STATED GOAL: Leave out any pictures and transcribe all other data below exactly.

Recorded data

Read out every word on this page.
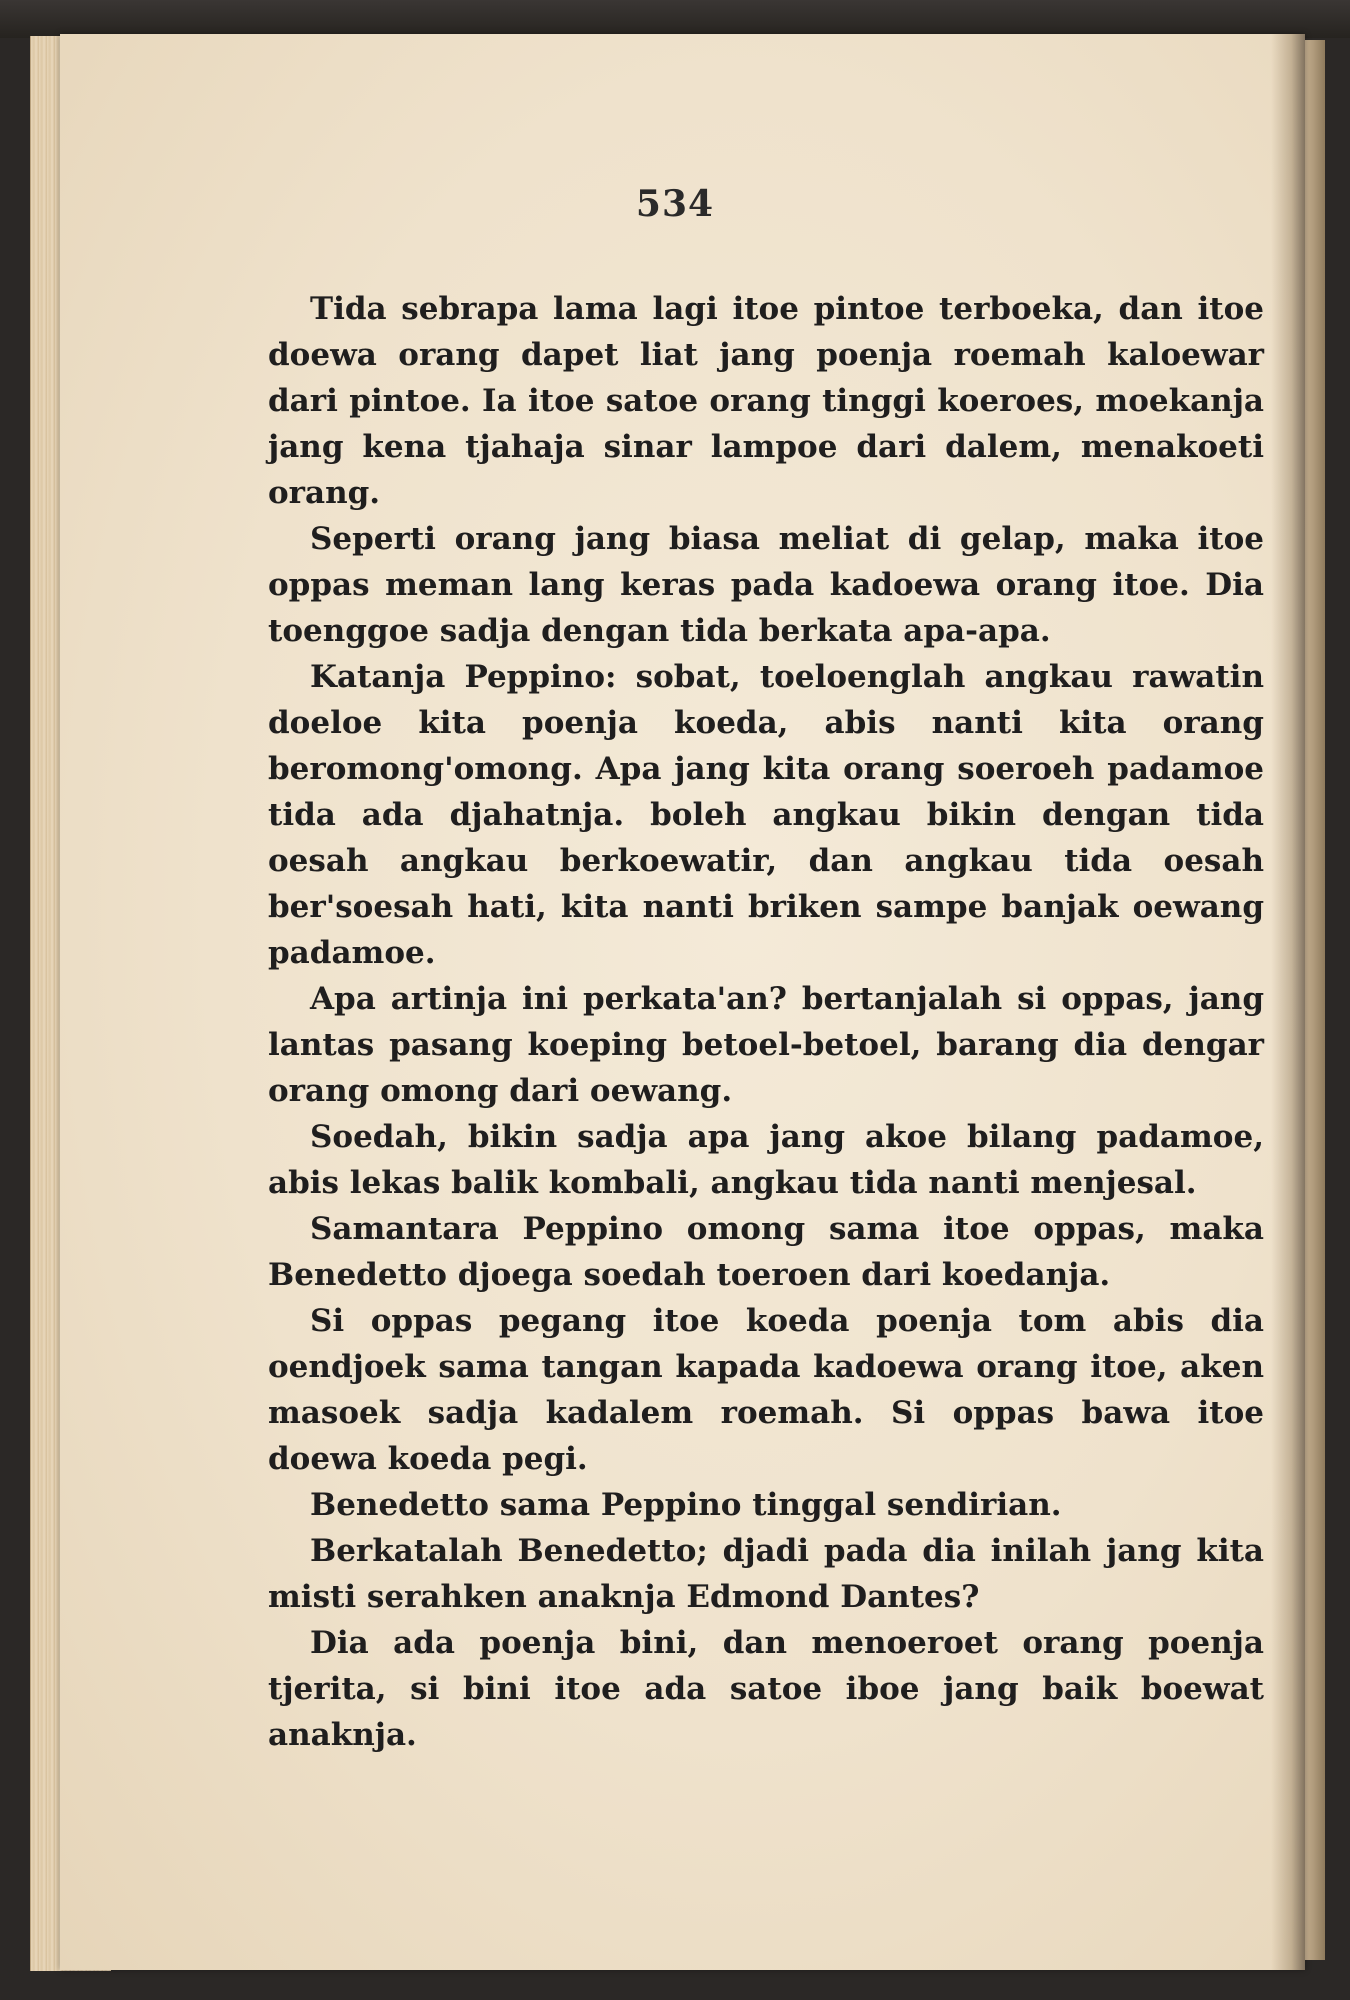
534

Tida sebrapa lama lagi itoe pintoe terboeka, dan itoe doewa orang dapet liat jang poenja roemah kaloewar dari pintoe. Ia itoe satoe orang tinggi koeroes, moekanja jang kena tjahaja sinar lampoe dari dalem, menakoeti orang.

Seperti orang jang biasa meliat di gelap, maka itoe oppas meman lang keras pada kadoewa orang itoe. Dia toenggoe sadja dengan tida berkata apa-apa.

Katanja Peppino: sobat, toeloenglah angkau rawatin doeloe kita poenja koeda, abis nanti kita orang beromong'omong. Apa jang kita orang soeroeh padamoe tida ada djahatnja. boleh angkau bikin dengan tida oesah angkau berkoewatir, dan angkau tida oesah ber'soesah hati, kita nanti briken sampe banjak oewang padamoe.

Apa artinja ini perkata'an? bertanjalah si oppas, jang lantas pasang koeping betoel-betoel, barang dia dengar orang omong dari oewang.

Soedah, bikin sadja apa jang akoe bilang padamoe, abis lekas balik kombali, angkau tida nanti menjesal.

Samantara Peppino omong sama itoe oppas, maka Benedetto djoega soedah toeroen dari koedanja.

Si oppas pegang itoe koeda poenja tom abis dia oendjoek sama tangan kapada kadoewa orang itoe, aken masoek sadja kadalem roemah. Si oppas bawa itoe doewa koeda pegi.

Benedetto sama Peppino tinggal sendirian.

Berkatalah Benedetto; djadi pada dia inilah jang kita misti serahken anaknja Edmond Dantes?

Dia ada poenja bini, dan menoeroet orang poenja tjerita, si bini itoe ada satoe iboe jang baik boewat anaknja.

RESULT BELOW:
Read out every word on this page.
534

Tida sebrapa lama lagi itoe pintoe terboeka, dan itoe doewa orang dapet liat jang poenja roemah kaloewar dari pintoe. Ia itoe satoe orang tinggi koeroes, moekanja jang kena tjahaja sinar lampoe dari dalem, menakoeti orang.

Seperti orang jang biasa meliat di gelap, maka itoe oppas meman lang keras pada kadoewa orang itoe. Dia toenggoe sadja dengan tida berkata apa-apa.

Katanja Peppino: sobat, toeloenglah angkau rawatin doeloe kita poenja koeda, abis nanti kita orang beromong'omong. Apa jang kita orang soeroeh padamoe tida ada djahatnja. boleh angkau bikin dengan tida oesah angkau berkoewatir, dan angkau tida oesah ber'soesah hati, kita nanti briken sampe banjak oewang padamoe.

Apa artinja ini perkata'an? bertanjalah si oppas, jang lantas pasang koeping betoel-betoel, barang dia dengar orang omong dari oewang.

Soedah, bikin sadja apa jang akoe bilang padamoe, abis lekas balik kombali, angkau tida nanti menjesal.

Samantara Peppino omong sama itoe oppas, maka Benedetto djoega soedah toeroen dari koedanja.

Si oppas pegang itoe koeda poenja tom abis dia oendjoek sama tangan kapada kadoewa orang itoe, aken masoek sadja kadalem roemah. Si oppas bawa itoe doewa koeda pegi.

Benedetto sama Peppino tinggal sendirian.

Berkatalah Benedetto; djadi pada dia inilah jang kita misti serahken anaknja Edmond Dantes?

Dia ada poenja bini, dan menoeroet orang poenja tjerita, si bini itoe ada satoe iboe jang baik boewat anaknja.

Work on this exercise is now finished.